- _SET TASK_
Print the full listing exactly.

- _EXCERPTED DATA_
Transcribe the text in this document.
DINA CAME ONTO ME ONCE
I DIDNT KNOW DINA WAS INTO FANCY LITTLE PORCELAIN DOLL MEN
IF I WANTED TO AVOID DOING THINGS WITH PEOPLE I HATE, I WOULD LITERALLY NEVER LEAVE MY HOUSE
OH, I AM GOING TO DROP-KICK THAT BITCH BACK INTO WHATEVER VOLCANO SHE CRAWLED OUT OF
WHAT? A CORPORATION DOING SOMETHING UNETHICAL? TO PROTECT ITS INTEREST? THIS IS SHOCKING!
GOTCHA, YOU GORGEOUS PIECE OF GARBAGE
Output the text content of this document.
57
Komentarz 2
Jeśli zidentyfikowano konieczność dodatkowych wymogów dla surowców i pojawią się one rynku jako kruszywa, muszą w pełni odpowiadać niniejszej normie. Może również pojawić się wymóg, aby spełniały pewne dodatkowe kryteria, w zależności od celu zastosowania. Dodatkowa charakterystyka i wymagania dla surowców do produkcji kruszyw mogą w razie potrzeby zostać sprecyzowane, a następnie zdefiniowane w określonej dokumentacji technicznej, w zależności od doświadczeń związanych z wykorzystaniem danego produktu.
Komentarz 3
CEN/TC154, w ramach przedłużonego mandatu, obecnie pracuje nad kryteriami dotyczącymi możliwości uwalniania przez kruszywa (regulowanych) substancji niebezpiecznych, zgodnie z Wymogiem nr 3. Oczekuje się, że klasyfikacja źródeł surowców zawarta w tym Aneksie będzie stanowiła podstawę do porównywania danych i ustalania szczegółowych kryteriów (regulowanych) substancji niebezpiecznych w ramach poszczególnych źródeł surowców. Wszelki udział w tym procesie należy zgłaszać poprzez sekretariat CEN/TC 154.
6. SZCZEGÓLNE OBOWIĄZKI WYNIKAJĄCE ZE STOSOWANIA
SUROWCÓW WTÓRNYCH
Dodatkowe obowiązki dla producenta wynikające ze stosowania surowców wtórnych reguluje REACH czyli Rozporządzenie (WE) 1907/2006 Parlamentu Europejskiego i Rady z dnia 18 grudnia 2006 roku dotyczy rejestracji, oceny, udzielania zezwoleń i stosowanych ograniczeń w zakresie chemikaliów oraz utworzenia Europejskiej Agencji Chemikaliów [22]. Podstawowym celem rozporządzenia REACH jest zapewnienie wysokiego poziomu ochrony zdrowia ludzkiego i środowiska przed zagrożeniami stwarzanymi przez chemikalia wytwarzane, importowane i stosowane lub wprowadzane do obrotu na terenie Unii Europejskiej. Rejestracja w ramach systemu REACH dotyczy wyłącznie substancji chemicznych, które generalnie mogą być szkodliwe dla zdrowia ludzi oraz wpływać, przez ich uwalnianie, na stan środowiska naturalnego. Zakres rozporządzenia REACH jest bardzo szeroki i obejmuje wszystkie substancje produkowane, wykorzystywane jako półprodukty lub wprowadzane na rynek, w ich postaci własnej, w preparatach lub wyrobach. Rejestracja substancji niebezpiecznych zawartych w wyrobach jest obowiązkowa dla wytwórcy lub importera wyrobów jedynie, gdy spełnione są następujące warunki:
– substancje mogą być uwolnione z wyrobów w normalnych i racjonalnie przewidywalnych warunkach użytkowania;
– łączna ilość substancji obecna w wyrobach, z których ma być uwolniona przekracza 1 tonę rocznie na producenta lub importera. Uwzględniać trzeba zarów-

- _TASK RESULT_
Transcribe the text in this document.
DINA CAME ONTO ME ONCE
I DIDNT KNOW DINA WAS INTO FANCY LITTLE PORCELAIN DOLL MEN
IF I WANTED TO AVOID DOING THINGS WITH PEOPLE I HATE, I WOULD LITERALLY NEVER LEAVE MY HOUSE
OH, I AM GOING TO DROP-KICK THAT BITCH BACK INTO WHATEVER VOLCANO SHE CRAWLED OUT OF
WHAT? A CORPORATION DOING SOMETHING UNETHICAL? TO PROTECT ITS INTEREST? THIS IS SHOCKING!
GOTCHA, YOU GORGEOUS PIECE OF GARBAGE
Output the text content of this document.
57
Komentarz 2
Jeśli zidentyfikowano konieczność dodatkowych wymogów dla surowców i pojawią się one rynku jako kruszywa, muszą w pełni odpowiadać niniejszej normie. Może również pojawić się wymóg, aby spełniały pewne dodatkowe kryteria, w zależności od celu zastosowania. Dodatkowa charakterystyka i wymagania dla surowców do produkcji kruszyw mogą w razie potrzeby zostać sprecyzowane, a następnie zdefiniowane w określonej dokumentacji technicznej, w zależności od doświadczeń związanych z wykorzystaniem danego produktu.
Komentarz 3
CEN/TC154, w ramach przedłużonego mandatu, obecnie pracuje nad kryteriami dotyczącymi możliwości uwalniania przez kruszywa (regulowanych) substancji niebezpiecznych, zgodnie z Wymogiem nr 3. Oczekuje się, że klasyfikacja źródeł surowców zawarta w tym Aneksie będzie stanowiła podstawę do porównywania danych i ustalania szczegółowych kryteriów (regulowanych) substancji niebezpiecznych w ramach poszczególnych źródeł surowców. Wszelki udział w tym procesie należy zgłaszać poprzez sekretariat CEN/TC 154.
6. SZCZEGÓLNE OBOWIĄZKI WYNIKAJĄCE ZE STOSOWANIA
SUROWCÓW WTÓRNYCH
Dodatkowe obowiązki dla producenta wynikające ze stosowania surowców wtórnych reguluje REACH czyli Rozporządzenie (WE) 1907/2006 Parlamentu Europejskiego i Rady z dnia 18 grudnia 2006 roku dotyczy rejestracji, oceny, udzielania zezwoleń i stosowanych ograniczeń w zakresie chemikaliów oraz utworzenia Europejskiej Agencji Chemikaliów [22]. Podstawowym celem rozporządzenia REACH jest zapewnienie wysokiego poziomu ochrony zdrowia ludzkiego i środowiska przed zagrożeniami stwarzanymi przez chemikalia wytwarzane, importowane i stosowane lub wprowadzane do obrotu na terenie Unii Europejskiej. Rejestracja w ramach systemu REACH dotyczy wyłącznie substancji chemicznych, które generalnie mogą być szkodliwe dla zdrowia ludzi oraz wpływać, przez ich uwalnianie, na stan środowiska naturalnego. Zakres rozporządzenia REACH jest bardzo szeroki i obejmuje wszystkie substancje produkowane, wykorzystywane jako półprodukty lub wprowadzane na rynek, w ich postaci własnej, w preparatach lub wyrobach. Rejestracja substancji niebezpiecznych zawartych w wyrobach jest obowiązkowa dla wytwórcy lub importera wyrobów jedynie, gdy spełnione są następujące warunki:
– substancje mogą być uwolnione z wyrobów w normalnych i racjonalnie przewidywalnych warunkach użytkowania;
– łączna ilość substancji obecna w wyrobach, z których ma być uwolniona przekracza 1 tonę rocznie na producenta lub importera. Uwzględniać trzeba zarów-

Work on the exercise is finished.